[Records supplied]
[start]
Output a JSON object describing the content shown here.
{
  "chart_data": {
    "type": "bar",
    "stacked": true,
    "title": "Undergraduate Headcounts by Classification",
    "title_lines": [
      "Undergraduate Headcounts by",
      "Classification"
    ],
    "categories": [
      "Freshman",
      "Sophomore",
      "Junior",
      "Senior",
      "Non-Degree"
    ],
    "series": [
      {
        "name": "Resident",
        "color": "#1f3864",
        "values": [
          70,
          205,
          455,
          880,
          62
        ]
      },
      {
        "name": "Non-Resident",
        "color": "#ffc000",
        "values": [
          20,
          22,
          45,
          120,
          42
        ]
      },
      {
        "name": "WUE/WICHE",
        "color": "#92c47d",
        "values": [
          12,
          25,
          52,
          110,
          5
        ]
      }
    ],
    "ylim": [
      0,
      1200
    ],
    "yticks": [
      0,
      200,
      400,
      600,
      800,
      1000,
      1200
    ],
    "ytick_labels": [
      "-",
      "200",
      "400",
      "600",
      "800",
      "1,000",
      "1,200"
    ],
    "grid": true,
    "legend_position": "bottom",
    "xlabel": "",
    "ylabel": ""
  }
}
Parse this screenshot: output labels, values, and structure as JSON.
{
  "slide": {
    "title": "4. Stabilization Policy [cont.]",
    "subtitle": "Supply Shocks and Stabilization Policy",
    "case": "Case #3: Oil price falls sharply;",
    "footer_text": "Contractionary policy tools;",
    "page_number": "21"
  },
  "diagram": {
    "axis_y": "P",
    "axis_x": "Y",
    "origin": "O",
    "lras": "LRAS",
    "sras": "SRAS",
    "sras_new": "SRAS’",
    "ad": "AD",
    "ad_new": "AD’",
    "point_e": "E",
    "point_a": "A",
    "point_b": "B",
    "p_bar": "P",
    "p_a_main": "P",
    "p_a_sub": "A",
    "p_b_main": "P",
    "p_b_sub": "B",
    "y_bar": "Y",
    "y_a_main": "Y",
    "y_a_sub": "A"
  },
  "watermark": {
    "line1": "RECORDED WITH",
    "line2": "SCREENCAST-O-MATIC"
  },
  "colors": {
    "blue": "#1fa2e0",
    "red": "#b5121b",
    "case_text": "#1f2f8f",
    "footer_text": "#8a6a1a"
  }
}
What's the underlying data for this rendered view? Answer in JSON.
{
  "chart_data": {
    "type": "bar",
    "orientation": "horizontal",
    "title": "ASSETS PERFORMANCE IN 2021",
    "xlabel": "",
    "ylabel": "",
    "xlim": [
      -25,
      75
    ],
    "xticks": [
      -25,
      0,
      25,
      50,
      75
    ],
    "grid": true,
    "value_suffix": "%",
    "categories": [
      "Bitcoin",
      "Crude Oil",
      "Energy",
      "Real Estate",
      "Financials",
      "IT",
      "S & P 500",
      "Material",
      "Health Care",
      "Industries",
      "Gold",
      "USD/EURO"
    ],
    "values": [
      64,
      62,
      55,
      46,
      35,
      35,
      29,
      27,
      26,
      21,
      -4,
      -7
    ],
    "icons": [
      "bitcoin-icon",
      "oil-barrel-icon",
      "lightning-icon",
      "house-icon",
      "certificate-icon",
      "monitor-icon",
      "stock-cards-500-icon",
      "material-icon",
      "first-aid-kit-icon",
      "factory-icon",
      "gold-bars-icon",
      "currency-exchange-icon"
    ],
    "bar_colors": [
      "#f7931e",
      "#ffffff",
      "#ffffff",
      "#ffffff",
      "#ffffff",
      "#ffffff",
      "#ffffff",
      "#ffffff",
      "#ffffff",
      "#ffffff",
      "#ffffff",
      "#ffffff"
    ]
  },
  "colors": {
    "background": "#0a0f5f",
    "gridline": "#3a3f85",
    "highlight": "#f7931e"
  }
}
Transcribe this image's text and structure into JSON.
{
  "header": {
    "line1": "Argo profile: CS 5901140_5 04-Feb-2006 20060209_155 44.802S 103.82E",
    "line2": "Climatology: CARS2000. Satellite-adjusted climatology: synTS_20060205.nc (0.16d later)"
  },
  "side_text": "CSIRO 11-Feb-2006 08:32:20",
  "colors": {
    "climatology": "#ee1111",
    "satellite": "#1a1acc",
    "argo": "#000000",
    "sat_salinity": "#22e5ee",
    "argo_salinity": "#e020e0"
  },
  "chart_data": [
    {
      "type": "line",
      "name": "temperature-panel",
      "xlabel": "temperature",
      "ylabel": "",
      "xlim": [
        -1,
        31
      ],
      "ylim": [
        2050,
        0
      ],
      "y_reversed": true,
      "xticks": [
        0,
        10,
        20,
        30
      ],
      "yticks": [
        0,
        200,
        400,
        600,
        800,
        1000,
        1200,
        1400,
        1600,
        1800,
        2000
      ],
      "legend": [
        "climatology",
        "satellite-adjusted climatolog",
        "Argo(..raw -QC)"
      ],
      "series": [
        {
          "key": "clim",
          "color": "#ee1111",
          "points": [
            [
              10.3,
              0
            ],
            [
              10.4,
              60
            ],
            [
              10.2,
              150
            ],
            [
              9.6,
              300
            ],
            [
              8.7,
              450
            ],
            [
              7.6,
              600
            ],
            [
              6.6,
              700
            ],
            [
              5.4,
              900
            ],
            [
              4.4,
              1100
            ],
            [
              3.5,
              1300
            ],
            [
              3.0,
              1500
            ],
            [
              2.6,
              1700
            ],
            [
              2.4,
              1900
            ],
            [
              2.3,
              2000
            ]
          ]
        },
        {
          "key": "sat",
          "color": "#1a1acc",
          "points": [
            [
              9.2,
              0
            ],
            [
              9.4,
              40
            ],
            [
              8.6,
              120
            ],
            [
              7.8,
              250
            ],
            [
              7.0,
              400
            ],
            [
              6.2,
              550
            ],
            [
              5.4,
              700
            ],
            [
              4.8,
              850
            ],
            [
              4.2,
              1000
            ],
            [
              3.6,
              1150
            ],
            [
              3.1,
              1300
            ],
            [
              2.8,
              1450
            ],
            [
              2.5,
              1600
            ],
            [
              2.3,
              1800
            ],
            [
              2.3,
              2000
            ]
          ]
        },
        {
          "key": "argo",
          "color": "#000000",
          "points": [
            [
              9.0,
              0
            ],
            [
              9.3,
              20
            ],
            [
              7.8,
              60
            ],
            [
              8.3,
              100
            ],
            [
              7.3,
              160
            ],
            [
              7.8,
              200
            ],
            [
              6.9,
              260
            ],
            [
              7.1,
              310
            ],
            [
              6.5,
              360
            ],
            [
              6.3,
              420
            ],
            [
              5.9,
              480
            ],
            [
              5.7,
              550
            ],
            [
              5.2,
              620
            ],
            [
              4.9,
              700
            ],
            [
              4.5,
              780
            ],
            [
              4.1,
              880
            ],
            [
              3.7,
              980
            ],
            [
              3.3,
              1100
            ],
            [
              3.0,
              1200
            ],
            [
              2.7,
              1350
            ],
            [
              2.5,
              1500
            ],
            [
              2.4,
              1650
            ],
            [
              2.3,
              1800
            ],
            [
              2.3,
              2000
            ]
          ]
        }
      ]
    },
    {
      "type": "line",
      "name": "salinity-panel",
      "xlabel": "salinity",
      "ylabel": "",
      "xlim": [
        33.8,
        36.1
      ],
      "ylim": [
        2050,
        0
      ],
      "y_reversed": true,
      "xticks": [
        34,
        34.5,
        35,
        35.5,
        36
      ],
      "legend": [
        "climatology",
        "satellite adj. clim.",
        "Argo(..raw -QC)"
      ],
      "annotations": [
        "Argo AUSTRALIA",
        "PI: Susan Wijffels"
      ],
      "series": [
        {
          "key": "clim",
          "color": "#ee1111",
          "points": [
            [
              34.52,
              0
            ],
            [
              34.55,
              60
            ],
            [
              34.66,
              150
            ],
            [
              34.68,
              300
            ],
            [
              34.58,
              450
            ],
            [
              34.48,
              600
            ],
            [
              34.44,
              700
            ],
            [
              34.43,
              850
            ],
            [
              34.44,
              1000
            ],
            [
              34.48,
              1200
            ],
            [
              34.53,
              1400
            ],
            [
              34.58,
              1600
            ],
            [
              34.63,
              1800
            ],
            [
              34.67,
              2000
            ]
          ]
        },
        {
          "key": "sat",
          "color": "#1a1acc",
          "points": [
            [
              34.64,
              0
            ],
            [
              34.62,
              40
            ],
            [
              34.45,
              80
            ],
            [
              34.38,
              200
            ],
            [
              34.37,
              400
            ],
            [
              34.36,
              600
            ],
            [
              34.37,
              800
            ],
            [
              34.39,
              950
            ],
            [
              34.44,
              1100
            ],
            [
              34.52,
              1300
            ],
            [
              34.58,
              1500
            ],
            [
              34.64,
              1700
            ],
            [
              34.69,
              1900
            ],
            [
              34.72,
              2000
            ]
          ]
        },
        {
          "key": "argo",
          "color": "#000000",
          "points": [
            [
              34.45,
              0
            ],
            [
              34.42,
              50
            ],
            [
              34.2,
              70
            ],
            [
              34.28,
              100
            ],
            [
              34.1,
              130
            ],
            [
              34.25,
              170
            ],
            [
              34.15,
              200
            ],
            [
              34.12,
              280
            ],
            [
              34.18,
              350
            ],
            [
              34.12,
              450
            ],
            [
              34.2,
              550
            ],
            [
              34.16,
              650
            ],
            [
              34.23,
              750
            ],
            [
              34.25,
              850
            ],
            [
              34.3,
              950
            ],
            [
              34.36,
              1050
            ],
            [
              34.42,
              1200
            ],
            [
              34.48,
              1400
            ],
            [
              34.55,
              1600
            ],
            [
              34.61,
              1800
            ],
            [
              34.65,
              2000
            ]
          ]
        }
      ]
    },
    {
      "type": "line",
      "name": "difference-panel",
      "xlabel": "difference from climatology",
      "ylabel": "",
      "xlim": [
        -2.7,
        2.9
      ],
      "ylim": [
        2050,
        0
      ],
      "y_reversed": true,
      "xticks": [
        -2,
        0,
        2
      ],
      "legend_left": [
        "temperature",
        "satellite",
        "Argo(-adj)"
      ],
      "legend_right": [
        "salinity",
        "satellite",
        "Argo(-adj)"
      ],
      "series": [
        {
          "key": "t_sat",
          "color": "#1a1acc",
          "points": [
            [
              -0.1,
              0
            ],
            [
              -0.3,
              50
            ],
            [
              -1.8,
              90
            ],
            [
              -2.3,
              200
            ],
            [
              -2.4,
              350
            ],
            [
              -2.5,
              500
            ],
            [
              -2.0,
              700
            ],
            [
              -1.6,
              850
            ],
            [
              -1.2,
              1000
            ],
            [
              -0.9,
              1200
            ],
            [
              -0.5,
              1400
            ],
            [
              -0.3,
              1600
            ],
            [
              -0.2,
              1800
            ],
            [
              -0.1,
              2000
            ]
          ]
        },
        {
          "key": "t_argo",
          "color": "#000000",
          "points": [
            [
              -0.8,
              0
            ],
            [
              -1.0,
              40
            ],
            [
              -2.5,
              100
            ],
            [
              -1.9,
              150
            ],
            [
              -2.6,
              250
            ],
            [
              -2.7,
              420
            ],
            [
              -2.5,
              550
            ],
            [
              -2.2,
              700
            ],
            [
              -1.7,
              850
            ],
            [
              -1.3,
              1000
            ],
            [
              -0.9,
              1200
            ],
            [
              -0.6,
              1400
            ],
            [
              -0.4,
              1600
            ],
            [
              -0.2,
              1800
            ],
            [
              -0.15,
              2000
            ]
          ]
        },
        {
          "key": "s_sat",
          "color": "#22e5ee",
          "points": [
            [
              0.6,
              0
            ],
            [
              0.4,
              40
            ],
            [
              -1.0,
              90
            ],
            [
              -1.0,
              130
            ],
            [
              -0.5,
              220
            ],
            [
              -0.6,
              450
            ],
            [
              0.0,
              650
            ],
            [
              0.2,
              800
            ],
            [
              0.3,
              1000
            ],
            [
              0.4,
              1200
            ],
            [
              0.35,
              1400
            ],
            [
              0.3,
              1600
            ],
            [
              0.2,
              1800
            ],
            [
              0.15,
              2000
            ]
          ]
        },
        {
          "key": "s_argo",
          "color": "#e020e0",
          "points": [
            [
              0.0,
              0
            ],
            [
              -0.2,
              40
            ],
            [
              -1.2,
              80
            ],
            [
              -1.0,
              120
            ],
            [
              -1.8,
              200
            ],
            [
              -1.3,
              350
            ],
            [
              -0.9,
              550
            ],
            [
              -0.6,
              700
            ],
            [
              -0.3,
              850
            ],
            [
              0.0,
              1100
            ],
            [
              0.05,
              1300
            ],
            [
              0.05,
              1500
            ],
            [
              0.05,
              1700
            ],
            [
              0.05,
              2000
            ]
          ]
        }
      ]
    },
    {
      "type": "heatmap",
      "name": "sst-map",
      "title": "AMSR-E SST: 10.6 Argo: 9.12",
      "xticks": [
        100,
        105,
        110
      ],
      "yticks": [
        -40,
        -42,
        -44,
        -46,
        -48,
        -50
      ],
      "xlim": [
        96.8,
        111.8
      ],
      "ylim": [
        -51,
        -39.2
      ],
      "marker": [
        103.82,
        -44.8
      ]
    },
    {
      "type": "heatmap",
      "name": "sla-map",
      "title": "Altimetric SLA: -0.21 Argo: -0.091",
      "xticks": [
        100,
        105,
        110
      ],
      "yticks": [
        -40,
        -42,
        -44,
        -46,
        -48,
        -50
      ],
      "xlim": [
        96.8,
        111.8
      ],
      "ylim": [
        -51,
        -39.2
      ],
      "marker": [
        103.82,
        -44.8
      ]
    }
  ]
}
[end]
[Task to carry out]
Give only the number of lines in the entries that contain "Stabilization".

[Answer in full]
2